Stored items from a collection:
:::::
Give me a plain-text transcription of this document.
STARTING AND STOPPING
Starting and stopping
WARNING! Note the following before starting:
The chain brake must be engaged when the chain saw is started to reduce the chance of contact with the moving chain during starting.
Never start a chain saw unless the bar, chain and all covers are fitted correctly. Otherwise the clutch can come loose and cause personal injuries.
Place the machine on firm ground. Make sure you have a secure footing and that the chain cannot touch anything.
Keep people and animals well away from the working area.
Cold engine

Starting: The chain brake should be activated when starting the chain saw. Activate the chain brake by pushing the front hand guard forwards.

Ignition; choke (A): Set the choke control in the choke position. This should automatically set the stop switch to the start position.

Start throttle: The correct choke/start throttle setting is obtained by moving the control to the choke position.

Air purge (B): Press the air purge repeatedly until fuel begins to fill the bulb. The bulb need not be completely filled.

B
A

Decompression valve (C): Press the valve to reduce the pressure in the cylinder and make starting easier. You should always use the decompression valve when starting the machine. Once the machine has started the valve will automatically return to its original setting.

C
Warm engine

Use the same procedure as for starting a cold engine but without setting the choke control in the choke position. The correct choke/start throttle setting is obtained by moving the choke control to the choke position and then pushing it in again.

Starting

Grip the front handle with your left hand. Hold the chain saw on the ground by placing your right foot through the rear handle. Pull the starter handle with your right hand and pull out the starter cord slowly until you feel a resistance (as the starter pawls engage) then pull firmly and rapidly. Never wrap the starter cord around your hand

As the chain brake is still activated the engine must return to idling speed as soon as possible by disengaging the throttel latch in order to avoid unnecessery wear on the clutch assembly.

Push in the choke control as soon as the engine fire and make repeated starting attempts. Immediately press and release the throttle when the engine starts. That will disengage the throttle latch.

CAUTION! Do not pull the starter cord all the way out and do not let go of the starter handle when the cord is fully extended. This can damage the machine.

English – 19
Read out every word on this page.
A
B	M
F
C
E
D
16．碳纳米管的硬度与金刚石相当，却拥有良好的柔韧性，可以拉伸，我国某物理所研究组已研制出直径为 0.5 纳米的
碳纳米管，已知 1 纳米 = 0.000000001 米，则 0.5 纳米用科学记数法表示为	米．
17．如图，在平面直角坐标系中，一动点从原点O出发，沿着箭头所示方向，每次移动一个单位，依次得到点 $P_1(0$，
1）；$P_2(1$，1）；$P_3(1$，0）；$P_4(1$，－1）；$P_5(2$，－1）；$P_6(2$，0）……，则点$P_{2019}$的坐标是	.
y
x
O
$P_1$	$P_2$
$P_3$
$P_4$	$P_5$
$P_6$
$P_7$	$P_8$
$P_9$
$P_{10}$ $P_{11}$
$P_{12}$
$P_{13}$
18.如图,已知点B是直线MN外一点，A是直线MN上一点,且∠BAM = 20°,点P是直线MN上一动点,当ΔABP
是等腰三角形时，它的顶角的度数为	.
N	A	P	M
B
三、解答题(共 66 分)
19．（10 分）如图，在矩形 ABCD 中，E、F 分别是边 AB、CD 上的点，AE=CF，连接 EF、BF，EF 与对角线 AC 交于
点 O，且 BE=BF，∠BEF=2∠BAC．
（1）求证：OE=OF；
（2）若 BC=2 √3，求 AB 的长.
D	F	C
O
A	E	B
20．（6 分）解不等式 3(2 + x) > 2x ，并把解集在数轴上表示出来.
:::::
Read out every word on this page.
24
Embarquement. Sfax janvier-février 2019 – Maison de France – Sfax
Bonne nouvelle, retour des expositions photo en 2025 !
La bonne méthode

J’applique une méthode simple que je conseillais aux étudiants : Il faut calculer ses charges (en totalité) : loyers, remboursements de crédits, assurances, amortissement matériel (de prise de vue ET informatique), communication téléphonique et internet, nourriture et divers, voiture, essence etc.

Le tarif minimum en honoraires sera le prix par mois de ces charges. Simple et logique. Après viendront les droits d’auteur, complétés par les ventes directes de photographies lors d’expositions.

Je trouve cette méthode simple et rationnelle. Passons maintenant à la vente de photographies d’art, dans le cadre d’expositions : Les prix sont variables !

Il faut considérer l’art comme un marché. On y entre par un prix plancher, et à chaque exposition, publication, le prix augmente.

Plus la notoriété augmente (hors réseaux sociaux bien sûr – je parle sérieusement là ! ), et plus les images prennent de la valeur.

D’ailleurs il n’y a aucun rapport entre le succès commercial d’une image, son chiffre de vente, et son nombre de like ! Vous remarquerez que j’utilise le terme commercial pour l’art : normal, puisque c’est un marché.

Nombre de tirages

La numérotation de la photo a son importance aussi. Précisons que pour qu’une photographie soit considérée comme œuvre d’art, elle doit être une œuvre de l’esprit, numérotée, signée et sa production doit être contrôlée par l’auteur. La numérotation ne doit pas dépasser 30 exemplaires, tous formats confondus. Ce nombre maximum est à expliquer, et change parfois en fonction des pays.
:::::
Tally every line of the listing that holds the string "Never", then give the number by itself.

2